The problem:
How many lines in the records below contain the word "data"? Answer with the number alone.

☆ ☆ ☆ ☆

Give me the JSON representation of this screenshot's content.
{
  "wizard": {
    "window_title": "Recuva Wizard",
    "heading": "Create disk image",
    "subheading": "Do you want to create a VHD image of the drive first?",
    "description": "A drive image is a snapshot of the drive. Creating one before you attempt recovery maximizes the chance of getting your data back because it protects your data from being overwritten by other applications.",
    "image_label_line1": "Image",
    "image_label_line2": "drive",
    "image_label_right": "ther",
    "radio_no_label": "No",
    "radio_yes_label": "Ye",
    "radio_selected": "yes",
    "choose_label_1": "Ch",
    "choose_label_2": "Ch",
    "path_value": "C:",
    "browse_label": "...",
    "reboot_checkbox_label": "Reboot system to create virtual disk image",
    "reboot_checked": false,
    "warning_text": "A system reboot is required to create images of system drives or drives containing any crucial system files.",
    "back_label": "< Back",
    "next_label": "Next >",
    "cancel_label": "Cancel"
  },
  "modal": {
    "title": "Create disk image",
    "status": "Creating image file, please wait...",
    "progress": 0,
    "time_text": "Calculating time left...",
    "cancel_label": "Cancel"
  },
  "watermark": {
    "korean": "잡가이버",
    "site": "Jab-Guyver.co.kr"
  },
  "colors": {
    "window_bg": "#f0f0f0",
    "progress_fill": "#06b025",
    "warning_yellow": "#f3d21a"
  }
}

☆ ☆ ☆ ☆

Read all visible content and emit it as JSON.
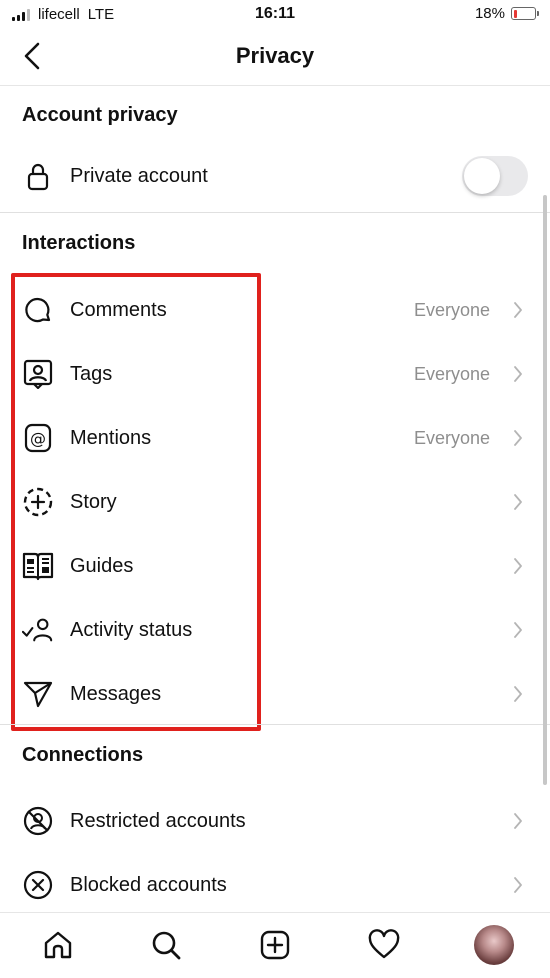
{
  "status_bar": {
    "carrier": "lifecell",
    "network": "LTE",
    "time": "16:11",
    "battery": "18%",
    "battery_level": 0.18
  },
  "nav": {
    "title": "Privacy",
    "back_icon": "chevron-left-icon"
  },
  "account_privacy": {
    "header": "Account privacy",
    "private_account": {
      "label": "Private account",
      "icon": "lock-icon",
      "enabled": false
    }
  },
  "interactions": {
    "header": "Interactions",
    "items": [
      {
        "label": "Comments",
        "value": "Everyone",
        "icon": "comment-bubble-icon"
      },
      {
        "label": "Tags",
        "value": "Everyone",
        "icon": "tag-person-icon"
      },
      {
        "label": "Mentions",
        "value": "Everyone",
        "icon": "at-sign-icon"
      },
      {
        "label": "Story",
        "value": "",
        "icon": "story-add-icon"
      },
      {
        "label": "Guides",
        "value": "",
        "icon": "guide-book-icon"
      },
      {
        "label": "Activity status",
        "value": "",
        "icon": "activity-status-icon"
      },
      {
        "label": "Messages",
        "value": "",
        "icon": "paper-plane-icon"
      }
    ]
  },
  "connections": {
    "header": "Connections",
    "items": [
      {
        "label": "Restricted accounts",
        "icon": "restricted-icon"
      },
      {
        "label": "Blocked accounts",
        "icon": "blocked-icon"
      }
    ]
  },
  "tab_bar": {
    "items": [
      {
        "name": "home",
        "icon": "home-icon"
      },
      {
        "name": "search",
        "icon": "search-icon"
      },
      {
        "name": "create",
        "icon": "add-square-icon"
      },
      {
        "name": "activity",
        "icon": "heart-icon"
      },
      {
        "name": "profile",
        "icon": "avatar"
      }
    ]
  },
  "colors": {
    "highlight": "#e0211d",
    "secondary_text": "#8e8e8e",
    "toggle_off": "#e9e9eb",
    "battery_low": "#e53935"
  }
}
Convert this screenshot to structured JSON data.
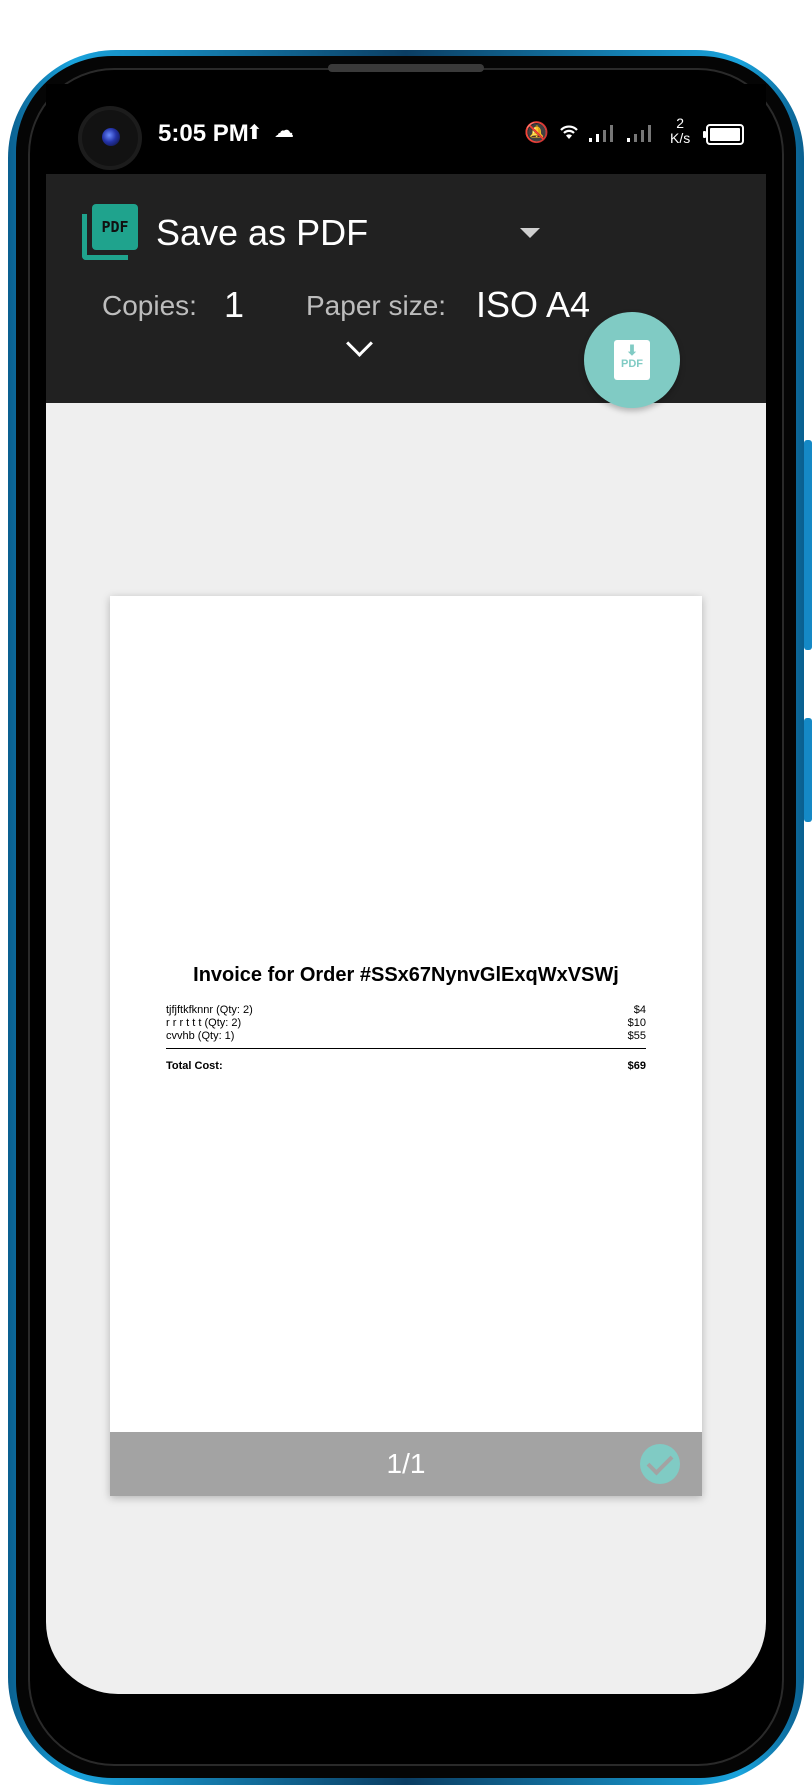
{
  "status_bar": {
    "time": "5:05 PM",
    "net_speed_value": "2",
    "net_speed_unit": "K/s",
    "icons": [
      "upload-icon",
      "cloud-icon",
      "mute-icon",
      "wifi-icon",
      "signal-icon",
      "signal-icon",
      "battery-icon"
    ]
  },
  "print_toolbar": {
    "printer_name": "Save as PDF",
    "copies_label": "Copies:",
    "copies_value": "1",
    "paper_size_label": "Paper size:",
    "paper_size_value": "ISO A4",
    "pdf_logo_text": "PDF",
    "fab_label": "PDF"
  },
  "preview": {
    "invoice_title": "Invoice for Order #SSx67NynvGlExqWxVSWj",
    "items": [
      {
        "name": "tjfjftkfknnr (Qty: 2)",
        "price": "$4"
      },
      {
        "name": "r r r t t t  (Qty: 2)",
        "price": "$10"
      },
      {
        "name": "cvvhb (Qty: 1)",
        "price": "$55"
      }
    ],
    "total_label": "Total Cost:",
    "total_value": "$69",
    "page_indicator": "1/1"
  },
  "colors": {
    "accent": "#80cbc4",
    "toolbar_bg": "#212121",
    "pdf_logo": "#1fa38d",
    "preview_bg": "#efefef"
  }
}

☆ ☆ ☆ ☆

Right answer:
2